• _Problem details_
Identify each line in the records below that contains the word "packed", and copy it.

[Stored data]
---+---
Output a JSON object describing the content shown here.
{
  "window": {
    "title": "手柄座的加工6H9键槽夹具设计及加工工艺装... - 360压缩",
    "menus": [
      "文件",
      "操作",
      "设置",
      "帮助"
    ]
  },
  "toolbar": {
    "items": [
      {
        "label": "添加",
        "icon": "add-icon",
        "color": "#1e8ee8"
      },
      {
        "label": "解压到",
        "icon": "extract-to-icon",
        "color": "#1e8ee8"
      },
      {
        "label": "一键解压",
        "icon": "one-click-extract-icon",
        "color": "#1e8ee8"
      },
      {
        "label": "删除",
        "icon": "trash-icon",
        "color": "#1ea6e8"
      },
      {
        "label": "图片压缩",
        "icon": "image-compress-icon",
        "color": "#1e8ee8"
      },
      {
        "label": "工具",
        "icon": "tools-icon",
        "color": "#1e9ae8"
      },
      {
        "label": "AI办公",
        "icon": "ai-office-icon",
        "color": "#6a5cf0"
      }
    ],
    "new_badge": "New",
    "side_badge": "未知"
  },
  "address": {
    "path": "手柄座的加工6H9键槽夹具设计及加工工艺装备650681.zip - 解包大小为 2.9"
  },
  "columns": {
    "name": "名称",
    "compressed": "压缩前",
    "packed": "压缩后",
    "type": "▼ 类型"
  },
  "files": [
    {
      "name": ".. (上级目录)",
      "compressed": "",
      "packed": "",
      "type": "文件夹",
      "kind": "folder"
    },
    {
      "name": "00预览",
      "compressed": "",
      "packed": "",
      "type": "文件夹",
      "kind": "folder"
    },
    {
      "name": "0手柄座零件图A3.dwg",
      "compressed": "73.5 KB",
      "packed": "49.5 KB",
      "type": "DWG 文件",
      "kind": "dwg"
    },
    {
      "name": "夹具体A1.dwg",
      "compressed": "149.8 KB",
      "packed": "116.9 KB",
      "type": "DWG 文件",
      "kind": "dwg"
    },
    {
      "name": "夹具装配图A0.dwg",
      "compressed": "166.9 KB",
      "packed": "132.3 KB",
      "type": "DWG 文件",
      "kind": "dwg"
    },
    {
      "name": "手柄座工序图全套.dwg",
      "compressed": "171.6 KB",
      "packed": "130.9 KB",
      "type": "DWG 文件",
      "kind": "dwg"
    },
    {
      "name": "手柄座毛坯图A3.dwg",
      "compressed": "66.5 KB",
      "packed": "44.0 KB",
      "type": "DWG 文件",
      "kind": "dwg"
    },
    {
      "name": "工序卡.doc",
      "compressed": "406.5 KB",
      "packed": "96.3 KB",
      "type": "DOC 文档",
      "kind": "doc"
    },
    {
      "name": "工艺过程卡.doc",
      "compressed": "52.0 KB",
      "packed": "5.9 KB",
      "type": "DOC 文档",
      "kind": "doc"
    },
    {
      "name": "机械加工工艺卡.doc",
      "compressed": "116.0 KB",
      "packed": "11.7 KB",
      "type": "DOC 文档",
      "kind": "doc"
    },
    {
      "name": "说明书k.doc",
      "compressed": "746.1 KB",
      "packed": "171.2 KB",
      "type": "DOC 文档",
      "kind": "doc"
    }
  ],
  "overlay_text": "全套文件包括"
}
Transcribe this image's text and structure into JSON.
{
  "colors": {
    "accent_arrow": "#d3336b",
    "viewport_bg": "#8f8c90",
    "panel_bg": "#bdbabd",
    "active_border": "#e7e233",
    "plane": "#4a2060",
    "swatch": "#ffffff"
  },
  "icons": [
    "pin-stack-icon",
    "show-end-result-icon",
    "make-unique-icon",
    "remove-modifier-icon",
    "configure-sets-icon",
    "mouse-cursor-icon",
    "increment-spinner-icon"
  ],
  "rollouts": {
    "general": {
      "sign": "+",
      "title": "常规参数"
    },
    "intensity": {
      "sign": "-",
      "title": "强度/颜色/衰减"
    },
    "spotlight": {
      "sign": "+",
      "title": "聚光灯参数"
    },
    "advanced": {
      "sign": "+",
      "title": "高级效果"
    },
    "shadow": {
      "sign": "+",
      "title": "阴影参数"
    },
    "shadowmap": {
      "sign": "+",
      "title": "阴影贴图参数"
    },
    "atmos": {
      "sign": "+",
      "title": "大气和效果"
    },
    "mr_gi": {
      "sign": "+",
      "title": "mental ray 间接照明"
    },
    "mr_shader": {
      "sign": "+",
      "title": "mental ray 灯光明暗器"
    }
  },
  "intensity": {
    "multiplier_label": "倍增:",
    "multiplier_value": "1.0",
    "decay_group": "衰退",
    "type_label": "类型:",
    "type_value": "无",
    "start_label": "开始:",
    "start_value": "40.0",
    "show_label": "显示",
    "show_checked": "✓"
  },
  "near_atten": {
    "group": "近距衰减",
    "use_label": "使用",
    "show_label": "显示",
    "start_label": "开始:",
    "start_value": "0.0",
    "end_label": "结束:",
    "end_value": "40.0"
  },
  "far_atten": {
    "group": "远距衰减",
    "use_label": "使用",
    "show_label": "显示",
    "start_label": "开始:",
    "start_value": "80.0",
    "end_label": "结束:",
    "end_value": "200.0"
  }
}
---+---
• _The response_
    "packed": "压缩后",
      "packed": "",
      "packed": "",
      "packed": "49.5 KB",
      "packed": "116.9 KB",
      "packed": "132.3 KB",
      "packed": "130.9 KB",
      "packed": "44.0 KB",
      "packed": "96.3 KB",
      "packed": "5.9 KB",
      "packed": "11.7 KB",
      "packed": "171.2 KB",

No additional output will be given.